## Direction
Retype all of the listing exactly, passing over any picture you find.

(Collected data entries)
** start **

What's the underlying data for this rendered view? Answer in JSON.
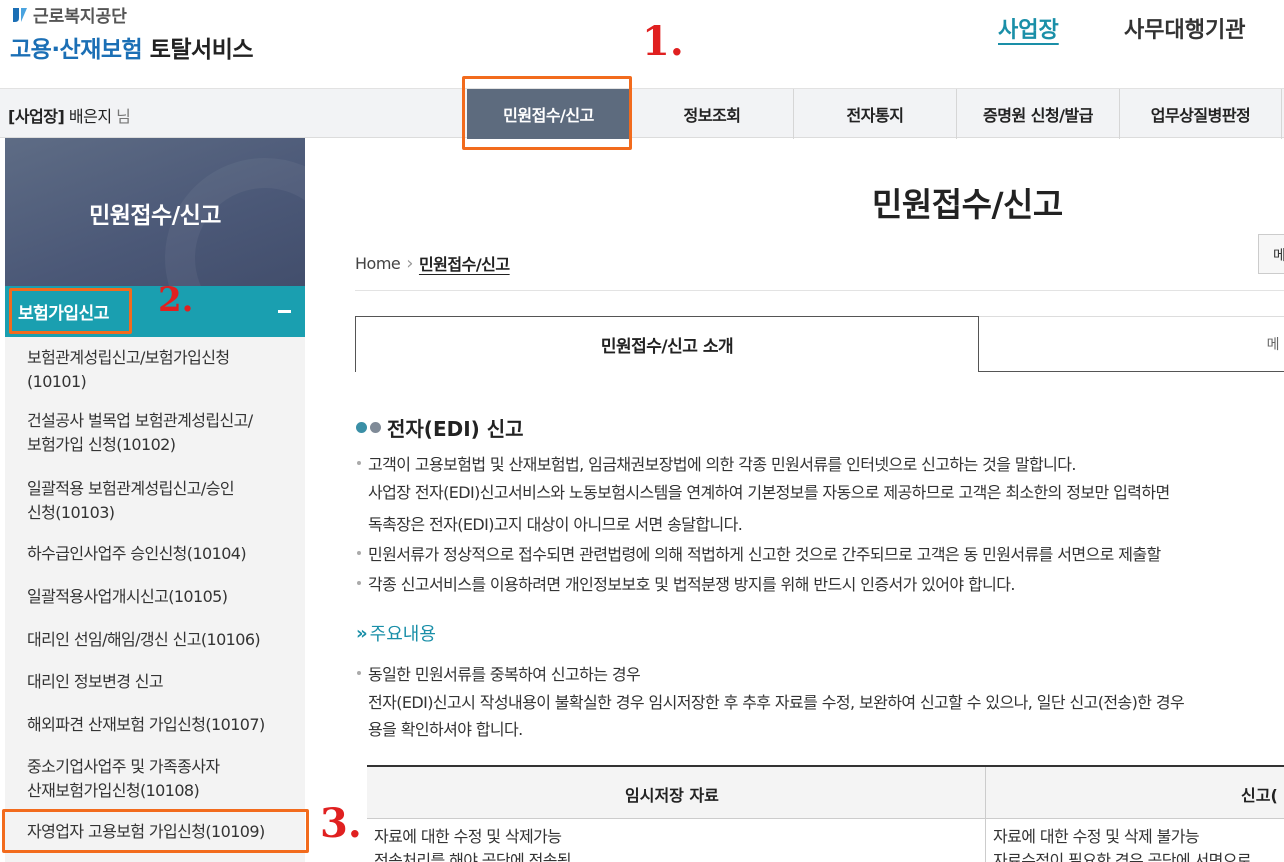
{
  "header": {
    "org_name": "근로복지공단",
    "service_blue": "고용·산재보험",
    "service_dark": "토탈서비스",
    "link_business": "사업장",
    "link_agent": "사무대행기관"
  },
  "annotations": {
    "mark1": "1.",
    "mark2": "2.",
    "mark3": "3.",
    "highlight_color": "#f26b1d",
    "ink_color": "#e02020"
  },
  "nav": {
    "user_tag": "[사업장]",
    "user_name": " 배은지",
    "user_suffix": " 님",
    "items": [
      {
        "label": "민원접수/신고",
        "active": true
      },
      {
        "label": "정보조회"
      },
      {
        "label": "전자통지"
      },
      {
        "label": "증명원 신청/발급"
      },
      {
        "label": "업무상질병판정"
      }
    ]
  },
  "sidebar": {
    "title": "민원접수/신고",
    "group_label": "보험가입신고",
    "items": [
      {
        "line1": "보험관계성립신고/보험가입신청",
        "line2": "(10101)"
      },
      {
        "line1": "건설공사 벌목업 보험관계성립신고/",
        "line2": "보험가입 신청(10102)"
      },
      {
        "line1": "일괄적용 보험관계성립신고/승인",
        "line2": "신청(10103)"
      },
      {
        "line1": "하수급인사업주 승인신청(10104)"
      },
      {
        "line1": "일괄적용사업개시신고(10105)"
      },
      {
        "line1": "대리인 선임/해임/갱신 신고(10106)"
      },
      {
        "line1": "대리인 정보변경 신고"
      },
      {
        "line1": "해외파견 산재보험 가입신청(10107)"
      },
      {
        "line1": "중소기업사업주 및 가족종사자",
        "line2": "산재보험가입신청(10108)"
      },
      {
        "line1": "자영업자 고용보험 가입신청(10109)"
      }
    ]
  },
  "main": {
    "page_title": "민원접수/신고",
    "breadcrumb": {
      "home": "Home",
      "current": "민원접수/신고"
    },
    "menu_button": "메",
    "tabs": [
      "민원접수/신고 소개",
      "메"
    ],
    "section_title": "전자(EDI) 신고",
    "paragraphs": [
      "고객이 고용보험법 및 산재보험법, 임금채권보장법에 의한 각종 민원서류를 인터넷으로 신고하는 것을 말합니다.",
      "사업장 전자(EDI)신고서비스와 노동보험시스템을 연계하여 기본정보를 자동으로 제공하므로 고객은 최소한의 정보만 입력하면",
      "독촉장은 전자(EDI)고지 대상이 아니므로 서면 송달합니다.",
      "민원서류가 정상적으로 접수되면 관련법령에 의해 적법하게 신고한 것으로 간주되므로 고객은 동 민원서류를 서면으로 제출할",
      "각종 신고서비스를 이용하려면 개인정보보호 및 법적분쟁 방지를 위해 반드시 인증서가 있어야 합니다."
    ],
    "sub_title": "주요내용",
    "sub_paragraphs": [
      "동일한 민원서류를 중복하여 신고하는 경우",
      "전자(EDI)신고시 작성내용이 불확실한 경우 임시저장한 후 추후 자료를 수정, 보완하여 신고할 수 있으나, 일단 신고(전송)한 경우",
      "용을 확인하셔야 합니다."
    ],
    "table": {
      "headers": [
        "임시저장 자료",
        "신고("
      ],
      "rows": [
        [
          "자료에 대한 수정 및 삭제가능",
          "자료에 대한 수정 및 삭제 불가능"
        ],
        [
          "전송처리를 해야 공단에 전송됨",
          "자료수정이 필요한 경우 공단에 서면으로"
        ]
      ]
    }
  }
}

** end **

## Solution to this exercise
What's the underlying data for this rendered view? Answer in JSON.
{
  "header": {
    "org_name": "근로복지공단",
    "service_blue": "고용·산재보험",
    "service_dark": "토탈서비스",
    "link_business": "사업장",
    "link_agent": "사무대행기관"
  },
  "annotations": {
    "mark1": "1.",
    "mark2": "2.",
    "mark3": "3.",
    "highlight_color": "#f26b1d",
    "ink_color": "#e02020"
  },
  "nav": {
    "user_tag": "[사업장]",
    "user_name": " 배은지",
    "user_suffix": " 님",
    "items": [
      {
        "label": "민원접수/신고",
        "active": true
      },
      {
        "label": "정보조회"
      },
      {
        "label": "전자통지"
      },
      {
        "label": "증명원 신청/발급"
      },
      {
        "label": "업무상질병판정"
      }
    ]
  },
  "sidebar": {
    "title": "민원접수/신고",
    "group_label": "보험가입신고",
    "items": [
      {
        "line1": "보험관계성립신고/보험가입신청",
        "line2": "(10101)"
      },
      {
        "line1": "건설공사 벌목업 보험관계성립신고/",
        "line2": "보험가입 신청(10102)"
      },
      {
        "line1": "일괄적용 보험관계성립신고/승인",
        "line2": "신청(10103)"
      },
      {
        "line1": "하수급인사업주 승인신청(10104)"
      },
      {
        "line1": "일괄적용사업개시신고(10105)"
      },
      {
        "line1": "대리인 선임/해임/갱신 신고(10106)"
      },
      {
        "line1": "대리인 정보변경 신고"
      },
      {
        "line1": "해외파견 산재보험 가입신청(10107)"
      },
      {
        "line1": "중소기업사업주 및 가족종사자",
        "line2": "산재보험가입신청(10108)"
      },
      {
        "line1": "자영업자 고용보험 가입신청(10109)"
      }
    ]
  },
  "main": {
    "page_title": "민원접수/신고",
    "breadcrumb": {
      "home": "Home",
      "current": "민원접수/신고"
    },
    "menu_button": "메",
    "tabs": [
      "민원접수/신고 소개",
      "메"
    ],
    "section_title": "전자(EDI) 신고",
    "paragraphs": [
      "고객이 고용보험법 및 산재보험법, 임금채권보장법에 의한 각종 민원서류를 인터넷으로 신고하는 것을 말합니다.",
      "사업장 전자(EDI)신고서비스와 노동보험시스템을 연계하여 기본정보를 자동으로 제공하므로 고객은 최소한의 정보만 입력하면",
      "독촉장은 전자(EDI)고지 대상이 아니므로 서면 송달합니다.",
      "민원서류가 정상적으로 접수되면 관련법령에 의해 적법하게 신고한 것으로 간주되므로 고객은 동 민원서류를 서면으로 제출할",
      "각종 신고서비스를 이용하려면 개인정보보호 및 법적분쟁 방지를 위해 반드시 인증서가 있어야 합니다."
    ],
    "sub_title": "주요내용",
    "sub_paragraphs": [
      "동일한 민원서류를 중복하여 신고하는 경우",
      "전자(EDI)신고시 작성내용이 불확실한 경우 임시저장한 후 추후 자료를 수정, 보완하여 신고할 수 있으나, 일단 신고(전송)한 경우",
      "용을 확인하셔야 합니다."
    ],
    "table": {
      "headers": [
        "임시저장 자료",
        "신고("
      ],
      "rows": [
        [
          "자료에 대한 수정 및 삭제가능",
          "자료에 대한 수정 및 삭제 불가능"
        ],
        [
          "전송처리를 해야 공단에 전송됨",
          "자료수정이 필요한 경우 공단에 서면으로"
        ]
      ]
    }
  }
}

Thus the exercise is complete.